==== EXCERPTED TEXT

I received a phone call at work this past week, while I was in the middle of debugging some complicated JavaScript. Usually, my desk phone shows the internal extension that’s calling me; this time, it showed a series of asterisks. Intrigued and confused, I picked it up… and discovered it was a recruiter calling me. Apparently a row of asterisks must be how this phone indicates “Caller ID blocked”. (Now I know.)
The next morning at 7:53, I got a call at home from a number that didn’t report any name. I always let those go to voice-mail. I heard another recruiter leave a message, including “it’s eleven o’clock”.
Two different recruiters in two days, making such elementary mistakes? I’ve been working on this article on the back burner for a couple of years, but it’s obviously time I finished it up and posted it.
Never Call a Prospect At Work
And I really do mean, never. You don’t know if your prospect’s current employer monitors calls. You don’t know if your prospect has already told their employer that they’re looking for other opportunities — but it’s safest to assume that they haven’t, because it is definitely not safe for an employee to tell their employer that. Especially in “at-will employment” states (like California), where an employer can terminate an employee at any time, for any reason or none at all, there’s an all-too-real possibility that the employer will just fire the worker immediately. (I’m not saying this would be a smart thing for the employer to do. And I’m not saying the likelihood is high. But it does exist, and it’s too much risk for the employee to take.)
Telling your employer that you’re looking for a new job can get you canned, posthaste. Having your employer find out from some third party that you’re looking for a new job can also get you canned. You know what’s the one thing that would be even worse than getting fired for being on the job market before you can find a new job?
Being fired when you’re actually not on the job market and very happy with your current situation! That recruiter said, “I understand that you’re not looking right now, but I was wondering if you could provide me with a referral?” The answer is: Absolutely not. If I had friends who were looking for technical work, I would never foist them on a recruiter who calls prospects at their workplaces!
Even if you already have a business relationship with one of your talent, calling them at work risks getting them fired. Now consider that the call I received a few days ago was a cold call. This person introduced herself to me by placing my job in jeopardy. Learn from her mistake.

========
==== DATA FOR REVIEW

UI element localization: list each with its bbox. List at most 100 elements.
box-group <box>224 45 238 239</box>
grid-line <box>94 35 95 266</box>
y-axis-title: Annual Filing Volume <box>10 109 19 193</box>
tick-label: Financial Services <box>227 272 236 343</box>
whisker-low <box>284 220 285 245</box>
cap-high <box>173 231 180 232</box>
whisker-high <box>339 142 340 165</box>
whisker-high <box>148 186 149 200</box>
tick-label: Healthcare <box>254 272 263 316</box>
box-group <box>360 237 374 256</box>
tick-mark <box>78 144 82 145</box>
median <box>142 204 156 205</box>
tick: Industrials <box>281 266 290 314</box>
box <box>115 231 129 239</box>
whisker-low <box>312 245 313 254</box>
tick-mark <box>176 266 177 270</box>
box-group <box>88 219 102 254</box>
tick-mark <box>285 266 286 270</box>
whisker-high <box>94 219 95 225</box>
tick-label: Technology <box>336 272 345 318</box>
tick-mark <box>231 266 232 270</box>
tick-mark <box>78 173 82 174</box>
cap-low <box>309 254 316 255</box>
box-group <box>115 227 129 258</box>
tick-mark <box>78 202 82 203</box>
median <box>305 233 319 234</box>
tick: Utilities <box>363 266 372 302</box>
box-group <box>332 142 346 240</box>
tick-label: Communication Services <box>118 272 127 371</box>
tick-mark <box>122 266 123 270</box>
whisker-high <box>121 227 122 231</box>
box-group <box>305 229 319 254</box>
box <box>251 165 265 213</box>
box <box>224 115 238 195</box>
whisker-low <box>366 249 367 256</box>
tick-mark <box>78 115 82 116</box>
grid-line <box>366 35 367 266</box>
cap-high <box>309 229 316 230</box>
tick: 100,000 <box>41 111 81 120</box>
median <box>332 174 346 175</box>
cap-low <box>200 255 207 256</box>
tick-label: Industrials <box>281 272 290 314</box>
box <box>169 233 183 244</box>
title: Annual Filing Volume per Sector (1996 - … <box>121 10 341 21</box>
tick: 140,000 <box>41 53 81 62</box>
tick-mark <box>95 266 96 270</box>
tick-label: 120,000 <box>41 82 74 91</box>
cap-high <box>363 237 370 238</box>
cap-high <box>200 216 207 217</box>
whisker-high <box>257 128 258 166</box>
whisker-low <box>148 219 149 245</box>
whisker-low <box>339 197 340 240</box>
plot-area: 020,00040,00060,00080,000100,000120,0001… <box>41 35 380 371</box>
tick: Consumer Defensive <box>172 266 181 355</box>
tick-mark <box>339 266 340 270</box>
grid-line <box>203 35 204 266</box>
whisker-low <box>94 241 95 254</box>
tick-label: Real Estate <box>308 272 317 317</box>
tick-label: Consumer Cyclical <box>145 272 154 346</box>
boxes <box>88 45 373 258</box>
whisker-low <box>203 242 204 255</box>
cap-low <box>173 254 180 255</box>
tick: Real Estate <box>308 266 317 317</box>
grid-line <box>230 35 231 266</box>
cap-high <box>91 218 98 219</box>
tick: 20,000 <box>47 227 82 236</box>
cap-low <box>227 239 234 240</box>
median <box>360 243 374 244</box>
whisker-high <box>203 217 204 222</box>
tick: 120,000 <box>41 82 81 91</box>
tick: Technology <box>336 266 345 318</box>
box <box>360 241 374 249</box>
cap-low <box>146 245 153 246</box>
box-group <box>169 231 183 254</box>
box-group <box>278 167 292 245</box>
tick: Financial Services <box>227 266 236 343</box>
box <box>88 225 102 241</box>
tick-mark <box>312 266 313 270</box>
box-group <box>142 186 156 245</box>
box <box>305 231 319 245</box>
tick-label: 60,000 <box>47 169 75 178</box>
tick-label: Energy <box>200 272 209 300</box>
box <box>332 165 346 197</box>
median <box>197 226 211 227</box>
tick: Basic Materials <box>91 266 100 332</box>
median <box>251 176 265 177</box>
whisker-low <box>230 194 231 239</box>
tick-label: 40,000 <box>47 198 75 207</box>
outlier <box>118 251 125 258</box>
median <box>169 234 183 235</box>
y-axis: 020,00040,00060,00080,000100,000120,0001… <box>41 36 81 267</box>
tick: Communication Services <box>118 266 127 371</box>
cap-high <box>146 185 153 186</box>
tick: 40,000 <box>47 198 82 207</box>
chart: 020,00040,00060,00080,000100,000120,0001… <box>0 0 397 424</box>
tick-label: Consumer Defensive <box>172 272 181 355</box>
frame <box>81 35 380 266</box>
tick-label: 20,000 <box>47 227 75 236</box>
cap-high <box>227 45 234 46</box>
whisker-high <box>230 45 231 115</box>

========

● CHECK YOUR UNDERSTANDING:
(1) Set down, word for word, the stretch of the recruiter article from "I received a phone" through "(Now I know.)".
(2) Answer these questions from the recruiter article:
(a) At what time did the call to the home phone arrive?
(b) Which state does the recruiter article name as an example of at-will employment?
(c) What did the recruiter who called at work ask for?
The data above is separate material and is not part of the recruiter article.

● RESPONSES IN ORDER:
(1)
I received a phone call at work this past week, while I was in the middle of debugging some complicated JavaScript. Usually, my desk phone shows the internal extension that’s calling me; this time, it showed a series of asterisks. Intrigued and confused, I picked it up… and discovered it was a recruiter calling me. Apparently a row of asterisks must be how this phone indicates “Caller ID blocked”. (Now I know.)

(2)
(a) 7:53 in the morning.
(b) California.
(c) A referral.